◆ Data lines:
# # #

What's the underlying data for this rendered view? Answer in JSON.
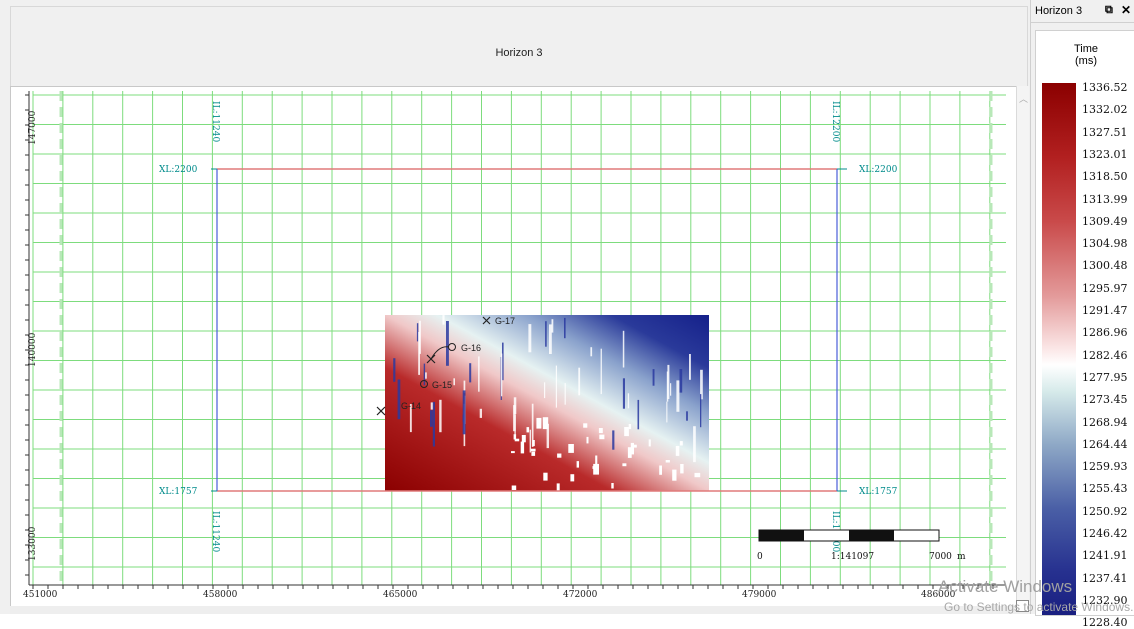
{
  "map": {
    "title": "Horizon 3",
    "x_ticks": [
      "451000",
      "458000",
      "465000",
      "472000",
      "479000",
      "486000"
    ],
    "y_ticks": [
      "147000",
      "140000",
      "133000"
    ],
    "survey_labels": {
      "il_start": "IL:11240",
      "il_end": "IL:12200",
      "xl_top": "XL:2200",
      "xl_bottom": "XL:1757"
    },
    "wells": [
      "G-14",
      "G-15",
      "G-16",
      "G-17"
    ],
    "scale_bar": {
      "start": "0",
      "mid": "1:141097",
      "end": "7000",
      "unit": "m"
    },
    "colors": {
      "grid": "#7ddc7d",
      "outline_h": "#e07a7a",
      "outline_v": "#4a5fd8",
      "annotation": "#008b8b"
    }
  },
  "legend": {
    "window_title": "Horizon 3",
    "pin_icon": "pin-icon",
    "close_icon": "close-icon",
    "quantity": "Time",
    "unit": "(ms)",
    "values": [
      "1336.52",
      "1332.02",
      "1327.51",
      "1323.01",
      "1318.50",
      "1313.99",
      "1309.49",
      "1304.98",
      "1300.48",
      "1295.97",
      "1291.47",
      "1286.96",
      "1282.46",
      "1277.95",
      "1273.45",
      "1268.94",
      "1264.44",
      "1259.93",
      "1255.43",
      "1250.92",
      "1246.42",
      "1241.91",
      "1237.41",
      "1232.90",
      "1228.40"
    ],
    "colors": {
      "max": "#8b0000",
      "mid": "#ffffff",
      "min": "#1a1f80"
    }
  },
  "watermark": {
    "line1": "Activate Windows",
    "line2": "Go to Settings to activate Windows."
  }
}
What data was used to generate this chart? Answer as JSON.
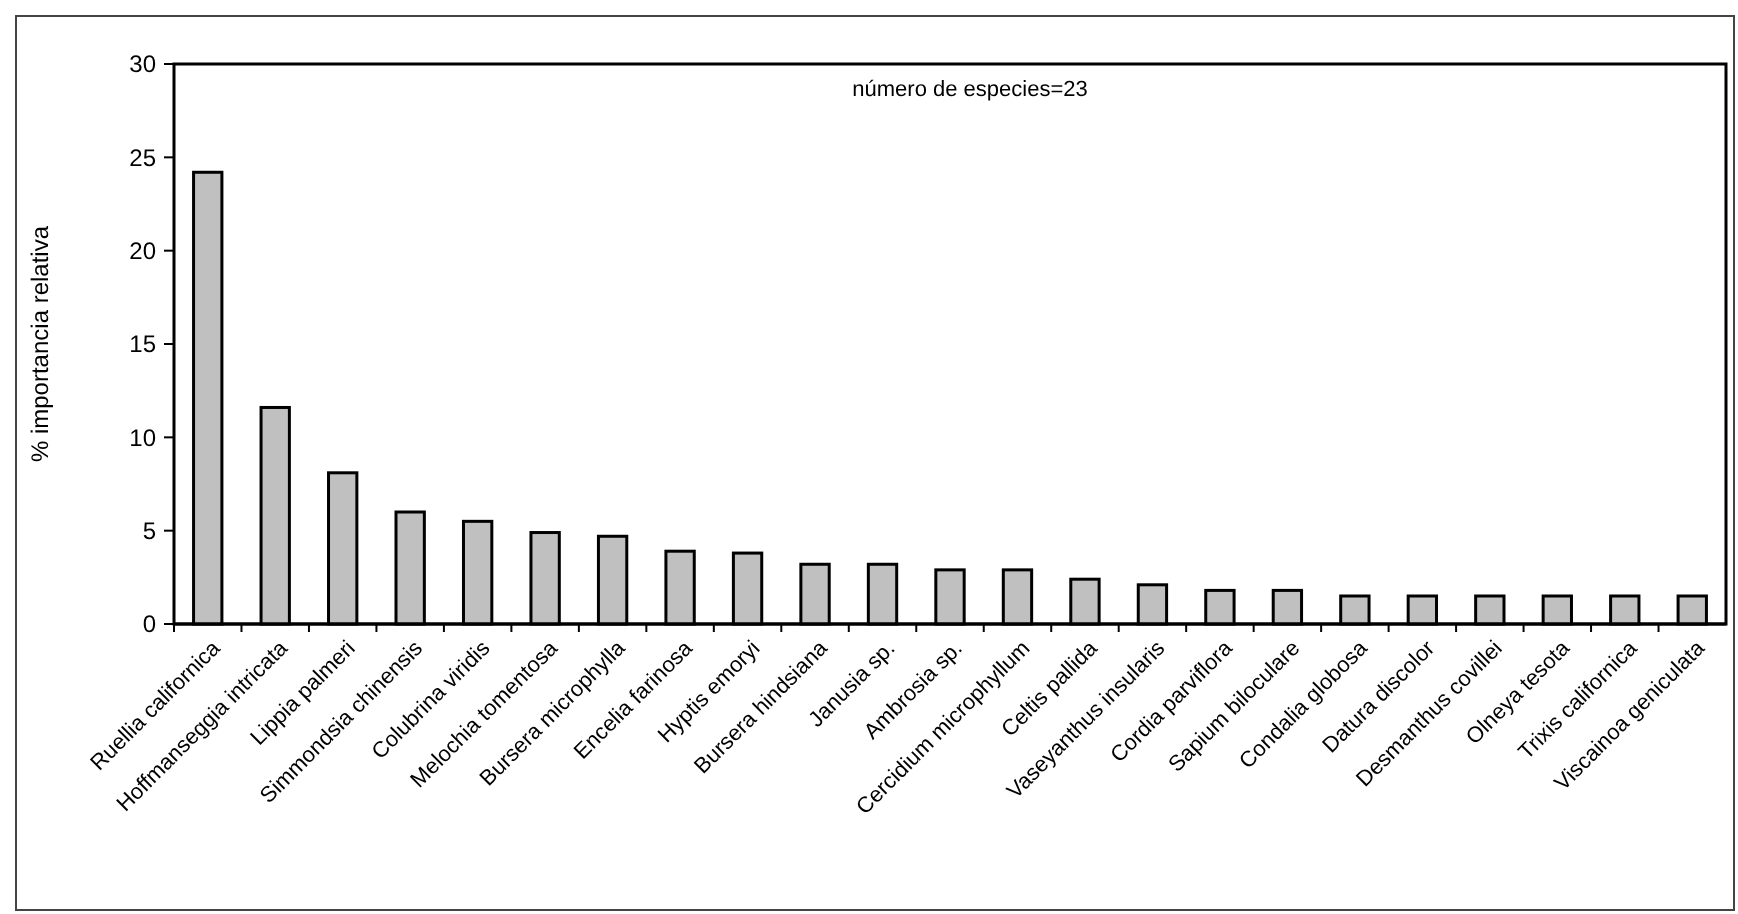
{
  "chart_data": {
    "type": "bar",
    "ylabel": "% importancia relativa",
    "annotations": [
      "número de especies=23"
    ],
    "categories": [
      "Ruellia californica",
      "Hoffmanseggia intricata",
      "Lippia palmeri",
      "Simmondsia chinensis",
      "Colubrina viridis",
      "Melochia tomentosa",
      "Bursera microphylla",
      "Encelia farinosa",
      "Hyptis emoryi",
      "Bursera hindsiana",
      "Janusia sp.",
      "Ambrosia sp.",
      "Cercidium microphyllum",
      "Celtis pallida",
      "Vaseyanthus insularis",
      "Cordia parviflora",
      "Sapium biloculare",
      "Condalia globosa",
      "Datura discolor",
      "Desmanthus covillei",
      "Olneya tesota",
      "Trixis californica",
      "Viscainoa geniculata"
    ],
    "values": [
      24.2,
      11.6,
      8.1,
      6.0,
      5.5,
      4.9,
      4.7,
      3.9,
      3.8,
      3.2,
      3.2,
      2.9,
      2.9,
      2.4,
      2.1,
      1.8,
      1.8,
      1.5,
      1.5,
      1.5,
      1.5,
      1.5,
      1.5
    ],
    "color": "#c0c0c0",
    "ylim": [
      0,
      30
    ],
    "yticks": [
      0,
      5,
      10,
      15,
      20,
      25,
      30
    ],
    "grid": false
  }
}
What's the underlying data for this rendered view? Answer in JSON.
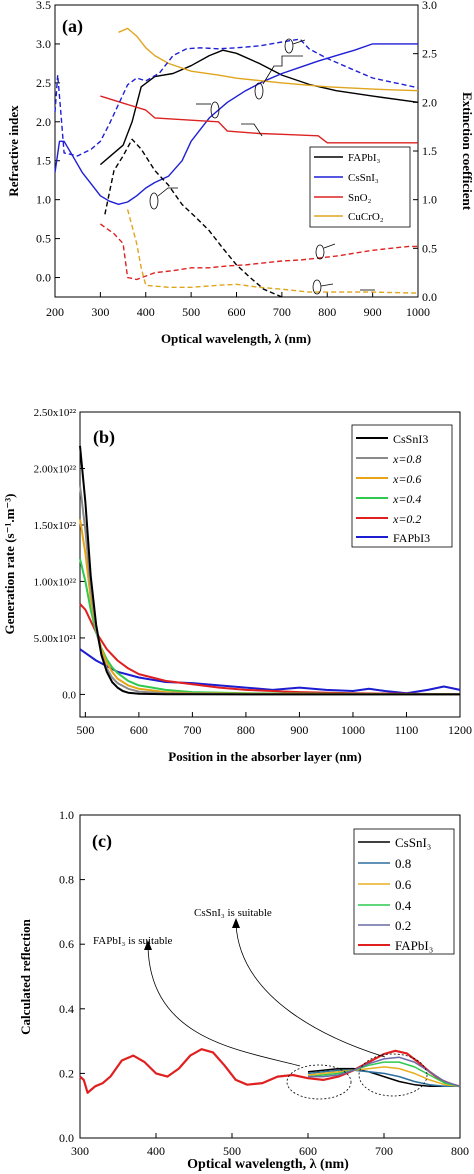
{
  "panels": [
    {
      "label": "(a)",
      "xlabel": "Optical wavelength, λ (nm)",
      "ylabel": "Refractive index",
      "y2label": "Extinction coefficient",
      "legend": [
        "FAPbI₃",
        "CsSnI₃",
        "SnO₂",
        "CuCrO₂"
      ],
      "xticks": [
        "200",
        "300",
        "400",
        "500",
        "600",
        "700",
        "800",
        "900",
        "1000"
      ],
      "yticks": [
        "0.0",
        "0.5",
        "1.0",
        "1.5",
        "2.0",
        "2.5",
        "3.0",
        "3.5"
      ],
      "y2ticks": [
        "0.0",
        "0.5",
        "1.0",
        "1.5",
        "2.0",
        "2.5",
        "3.0"
      ]
    },
    {
      "label": "(b)",
      "xlabel": "Position in the absorber layer (nm)",
      "ylabel": "Generation rate (s⁻¹.m⁻³)",
      "legend": [
        "CsSnI3",
        "x=0.8",
        "x=0.6",
        "x=0.4",
        "x=0.2",
        "FAPbI3"
      ],
      "xticks": [
        "500",
        "600",
        "700",
        "800",
        "900",
        "1000",
        "1100",
        "1200"
      ],
      "yticks": [
        "0.0",
        "5.00x10²¹",
        "1.00x10²²",
        "1.50x10²²",
        "2.00x10²²",
        "2.50x10²²"
      ]
    },
    {
      "label": "(c)",
      "xlabel": "Optical wavelength, λ (nm)",
      "ylabel": "Calculated reflection",
      "legend": [
        "CsSnI₃",
        "0.8",
        "0.6",
        "0.4",
        "0.2",
        "FAPbI₃"
      ],
      "annotations": [
        "CsSnI₃ is suitable",
        "FAPbI₃ is suitable"
      ],
      "xticks": [
        "300",
        "400",
        "500",
        "600",
        "700",
        "800"
      ],
      "yticks": [
        "0.0",
        "0.2",
        "0.4",
        "0.6",
        "0.8",
        "1.0"
      ]
    }
  ],
  "chart_data": [
    {
      "type": "line",
      "title": "(a)",
      "xlabel": "Optical wavelength, λ (nm)",
      "ylabel": "Refractive index",
      "y2label": "Extinction coefficient",
      "xlim": [
        200,
        1000
      ],
      "ylim": [
        -0.25,
        3.5
      ],
      "y2lim": [
        0,
        3.0
      ],
      "legend_position": "center-right",
      "series": [
        {
          "name": "FAPbI₃",
          "kind": "n",
          "axis": "left",
          "color": "#000000",
          "dash": false,
          "x": [
            300,
            320,
            350,
            370,
            390,
            420,
            460,
            500,
            540,
            570,
            600,
            650,
            700,
            760,
            820,
            900,
            1000
          ],
          "y": [
            1.45,
            1.55,
            1.7,
            2.0,
            2.45,
            2.58,
            2.62,
            2.72,
            2.85,
            2.92,
            2.88,
            2.75,
            2.6,
            2.48,
            2.4,
            2.33,
            2.25
          ]
        },
        {
          "name": "CsSnI₃",
          "kind": "n",
          "axis": "left",
          "color": "#1f1fd6",
          "dash": false,
          "x": [
            200,
            210,
            220,
            240,
            260,
            280,
            300,
            320,
            340,
            360,
            380,
            400,
            420,
            450,
            480,
            500,
            540,
            580,
            620,
            660,
            700,
            740,
            780,
            820,
            860,
            900,
            1000
          ],
          "y": [
            1.35,
            1.75,
            1.75,
            1.55,
            1.35,
            1.2,
            1.05,
            0.98,
            0.94,
            0.97,
            1.05,
            1.15,
            1.22,
            1.3,
            1.5,
            1.75,
            2.05,
            2.25,
            2.4,
            2.52,
            2.62,
            2.7,
            2.78,
            2.85,
            2.92,
            3.0,
            3.0
          ]
        },
        {
          "name": "SnO₂",
          "kind": "n",
          "axis": "left",
          "color": "#dd2222",
          "dash": false,
          "x": [
            300,
            400,
            420,
            500,
            560,
            580,
            650,
            700,
            780,
            800,
            1000
          ],
          "y": [
            2.33,
            2.15,
            2.05,
            2.02,
            2.0,
            1.88,
            1.85,
            1.84,
            1.82,
            1.73,
            1.73
          ]
        },
        {
          "name": "CuCrO₂",
          "kind": "n",
          "axis": "left",
          "color": "#e0a51e",
          "dash": false,
          "x": [
            340,
            360,
            380,
            400,
            420,
            450,
            500,
            560,
            600,
            700,
            800,
            900,
            1000
          ],
          "y": [
            3.15,
            3.2,
            3.1,
            2.95,
            2.85,
            2.75,
            2.65,
            2.6,
            2.56,
            2.5,
            2.45,
            2.42,
            2.4
          ]
        },
        {
          "name": "FAPbI₃",
          "kind": "k",
          "axis": "right",
          "color": "#000000",
          "dash": true,
          "x": [
            310,
            330,
            350,
            370,
            390,
            420,
            450,
            480,
            510,
            540,
            570,
            600,
            630,
            660,
            700
          ],
          "y": [
            0.85,
            1.3,
            1.45,
            1.62,
            1.52,
            1.3,
            1.15,
            0.95,
            0.82,
            0.68,
            0.5,
            0.33,
            0.2,
            0.08,
            0.0
          ]
        },
        {
          "name": "CsSnI₃",
          "kind": "k",
          "axis": "right",
          "color": "#1f1fd6",
          "dash": true,
          "x": [
            200,
            206,
            212,
            220,
            250,
            280,
            300,
            320,
            340,
            360,
            380,
            400,
            430,
            460,
            490,
            520,
            560,
            600,
            650,
            700,
            740,
            760,
            800,
            850,
            900,
            950,
            1000
          ],
          "y": [
            1.9,
            2.28,
            1.95,
            1.48,
            1.45,
            1.52,
            1.6,
            1.78,
            1.98,
            2.18,
            2.25,
            2.22,
            2.3,
            2.48,
            2.55,
            2.56,
            2.55,
            2.56,
            2.58,
            2.62,
            2.65,
            2.55,
            2.45,
            2.35,
            2.25,
            2.2,
            2.15
          ]
        },
        {
          "name": "SnO₂",
          "kind": "k",
          "axis": "right",
          "color": "#dd2222",
          "dash": true,
          "x": [
            300,
            330,
            350,
            360,
            380,
            420,
            460,
            500,
            540,
            580,
            620,
            660,
            700,
            740,
            780,
            820,
            860,
            900,
            940,
            980,
            1000
          ],
          "y": [
            0.75,
            0.65,
            0.55,
            0.2,
            0.18,
            0.25,
            0.27,
            0.3,
            0.3,
            0.32,
            0.33,
            0.35,
            0.37,
            0.38,
            0.4,
            0.42,
            0.45,
            0.48,
            0.5,
            0.52,
            0.52
          ]
        },
        {
          "name": "CuCrO₂",
          "kind": "k",
          "axis": "right",
          "color": "#e0a51e",
          "dash": true,
          "x": [
            360,
            380,
            390,
            400,
            450,
            500,
            560,
            600,
            650,
            700,
            760,
            820,
            900,
            1000
          ],
          "y": [
            0.9,
            0.55,
            0.3,
            0.12,
            0.1,
            0.1,
            0.12,
            0.13,
            0.1,
            0.08,
            0.05,
            0.05,
            0.05,
            0.04
          ]
        }
      ]
    },
    {
      "type": "line",
      "title": "(b)",
      "xlabel": "Position in the absorber layer (nm)",
      "ylabel": "Generation rate (s⁻¹.m⁻³)",
      "xlim": [
        490,
        1200
      ],
      "ylim": [
        -2e+21,
        2.5e+22
      ],
      "legend_position": "top-right",
      "series": [
        {
          "name": "CsSnI3",
          "color": "#000000",
          "x": [
            490,
            500,
            510,
            520,
            530,
            540,
            550,
            560,
            570,
            580,
            600,
            650,
            700,
            800,
            1200
          ],
          "y": [
            2.2e+22,
            1.7e+22,
            1.05e+22,
            6.2e+21,
            3.5e+21,
            2e+21,
            1.1e+21,
            6e+20,
            3e+20,
            1.5e+20,
            5e+19,
            2e+19,
            1e+19,
            0,
            0
          ]
        },
        {
          "name": "x=0.8",
          "color": "#8a8a8a",
          "x": [
            490,
            500,
            510,
            520,
            530,
            540,
            550,
            560,
            580,
            600,
            650,
            700,
            800,
            1200
          ],
          "y": [
            1.85e+22,
            1.45e+22,
            9.5e+21,
            5.8e+21,
            3.6e+21,
            2.3e+21,
            1.5e+21,
            1e+21,
            5e+20,
            2.5e+20,
            1e+20,
            5e+19,
            2e+19,
            0
          ]
        },
        {
          "name": "x=0.6",
          "color": "#e8a317",
          "x": [
            490,
            500,
            510,
            520,
            530,
            540,
            550,
            560,
            580,
            600,
            650,
            700,
            800,
            1200
          ],
          "y": [
            1.55e+22,
            1.25e+22,
            8.5e+21,
            5.8e+21,
            4e+21,
            2.8e+21,
            2e+21,
            1.4e+21,
            8e+20,
            5e+20,
            2e+20,
            1e+20,
            5e+19,
            0
          ]
        },
        {
          "name": "x=0.4",
          "color": "#2ec94e",
          "x": [
            490,
            500,
            510,
            520,
            530,
            540,
            550,
            560,
            580,
            600,
            650,
            700,
            800,
            1200
          ],
          "y": [
            1.2e+22,
            1e+22,
            7.5e+21,
            5.5e+21,
            4.1e+21,
            3.1e+21,
            2.4e+21,
            1.9e+21,
            1.2e+21,
            8e+20,
            4e+20,
            2e+20,
            1e+20,
            0
          ]
        },
        {
          "name": "x=0.2",
          "color": "#e02020",
          "x": [
            490,
            500,
            520,
            540,
            560,
            580,
            600,
            650,
            700,
            750,
            800,
            900,
            1000,
            1100,
            1200
          ],
          "y": [
            8e+21,
            7.5e+21,
            5.5e+21,
            4e+21,
            3e+21,
            2.3e+21,
            1.8e+21,
            1.2e+21,
            9e+20,
            6e+20,
            4e+20,
            2e+20,
            1e+20,
            5e+19,
            2e+19
          ]
        },
        {
          "name": "FAPbI3",
          "color": "#1c1cd0",
          "x": [
            490,
            520,
            560,
            600,
            650,
            700,
            750,
            800,
            850,
            900,
            950,
            1000,
            1030,
            1060,
            1100,
            1140,
            1170,
            1200
          ],
          "y": [
            4e+21,
            3e+21,
            2e+21,
            1.5e+21,
            1.1e+21,
            1e+21,
            8e+20,
            6e+20,
            4e+20,
            6e+20,
            4e+20,
            3e+20,
            5e+20,
            3e+20,
            1e+20,
            4e+20,
            7e+20,
            4e+20
          ]
        }
      ]
    },
    {
      "type": "line",
      "title": "(c)",
      "xlabel": "Optical wavelength, λ (nm)",
      "ylabel": "Calculated reflection",
      "xlim": [
        300,
        800
      ],
      "ylim": [
        0,
        1.0
      ],
      "legend_position": "top-right",
      "annotations": [
        "CsSnI₃ is suitable",
        "FAPbI₃ is suitable"
      ],
      "series": [
        {
          "name": "CsSnI₃",
          "color": "#000000",
          "x": [
            600,
            620,
            640,
            660,
            680,
            700,
            720,
            740,
            760,
            780,
            800
          ],
          "y": [
            0.205,
            0.21,
            0.215,
            0.215,
            0.205,
            0.19,
            0.175,
            0.165,
            0.16,
            0.16,
            0.16
          ]
        },
        {
          "name": "0.8",
          "color": "#2a6f9e",
          "x": [
            600,
            620,
            640,
            660,
            680,
            700,
            720,
            740,
            760,
            780,
            800
          ],
          "y": [
            0.2,
            0.205,
            0.21,
            0.21,
            0.205,
            0.2,
            0.19,
            0.175,
            0.165,
            0.16,
            0.16
          ]
        },
        {
          "name": "0.6",
          "color": "#e8b020",
          "x": [
            600,
            620,
            640,
            660,
            680,
            700,
            720,
            740,
            760,
            780,
            800
          ],
          "y": [
            0.195,
            0.2,
            0.205,
            0.21,
            0.215,
            0.22,
            0.215,
            0.2,
            0.18,
            0.165,
            0.16
          ]
        },
        {
          "name": "0.4",
          "color": "#2ec94e",
          "x": [
            600,
            620,
            640,
            660,
            680,
            700,
            720,
            740,
            760,
            780,
            800
          ],
          "y": [
            0.19,
            0.195,
            0.2,
            0.21,
            0.225,
            0.235,
            0.235,
            0.22,
            0.195,
            0.17,
            0.16
          ]
        },
        {
          "name": "0.2",
          "color": "#6a6aa8",
          "x": [
            600,
            620,
            640,
            660,
            680,
            700,
            720,
            740,
            760,
            780,
            800
          ],
          "y": [
            0.19,
            0.19,
            0.195,
            0.21,
            0.23,
            0.245,
            0.25,
            0.235,
            0.205,
            0.175,
            0.16
          ]
        },
        {
          "name": "FAPbI₃",
          "color": "#e02020",
          "x": [
            300,
            305,
            310,
            315,
            320,
            330,
            340,
            355,
            370,
            385,
            400,
            415,
            430,
            445,
            460,
            475,
            490,
            505,
            520,
            540,
            560,
            580,
            600,
            620,
            640,
            660,
            680,
            700,
            715,
            730,
            745,
            760,
            775,
            790,
            800
          ],
          "y": [
            0.19,
            0.18,
            0.14,
            0.15,
            0.16,
            0.17,
            0.19,
            0.24,
            0.255,
            0.235,
            0.2,
            0.19,
            0.215,
            0.255,
            0.275,
            0.265,
            0.225,
            0.18,
            0.165,
            0.17,
            0.19,
            0.195,
            0.185,
            0.18,
            0.19,
            0.21,
            0.235,
            0.26,
            0.27,
            0.262,
            0.235,
            0.205,
            0.18,
            0.165,
            0.16
          ]
        }
      ]
    }
  ]
}
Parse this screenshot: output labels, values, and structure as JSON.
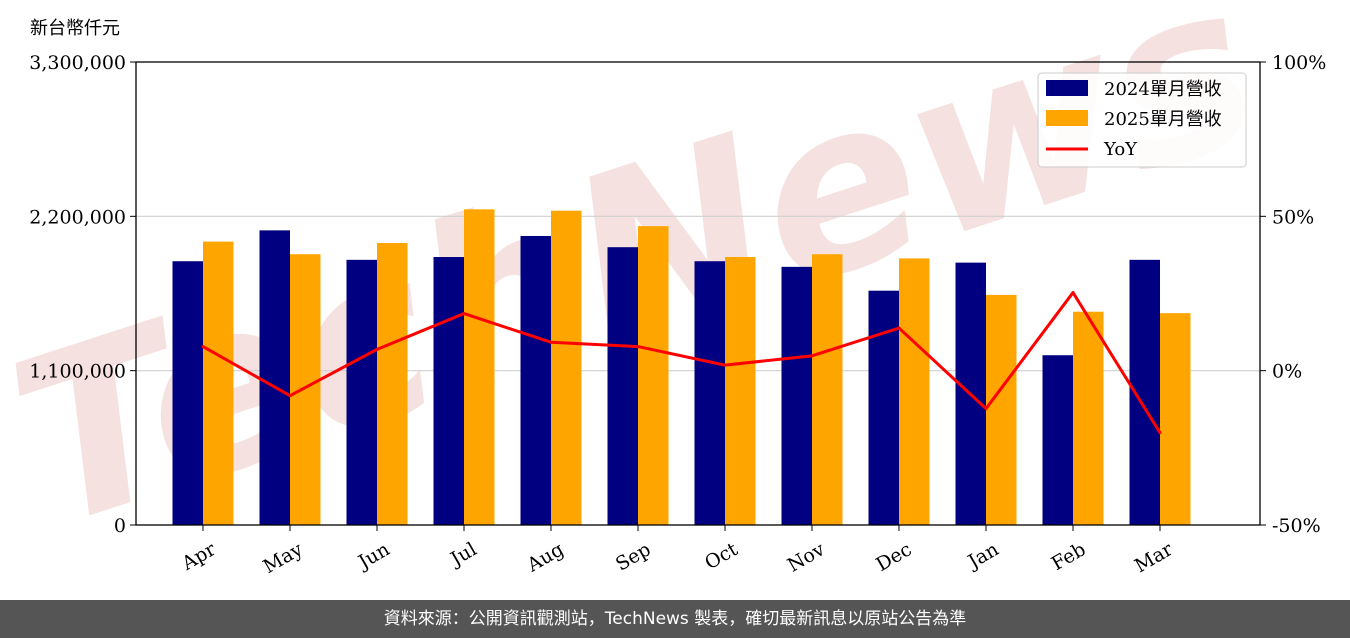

# # #

◆ Problem statement: Going over the lines above, work out how many include "JSON", then give only that number.

◆ Response: 4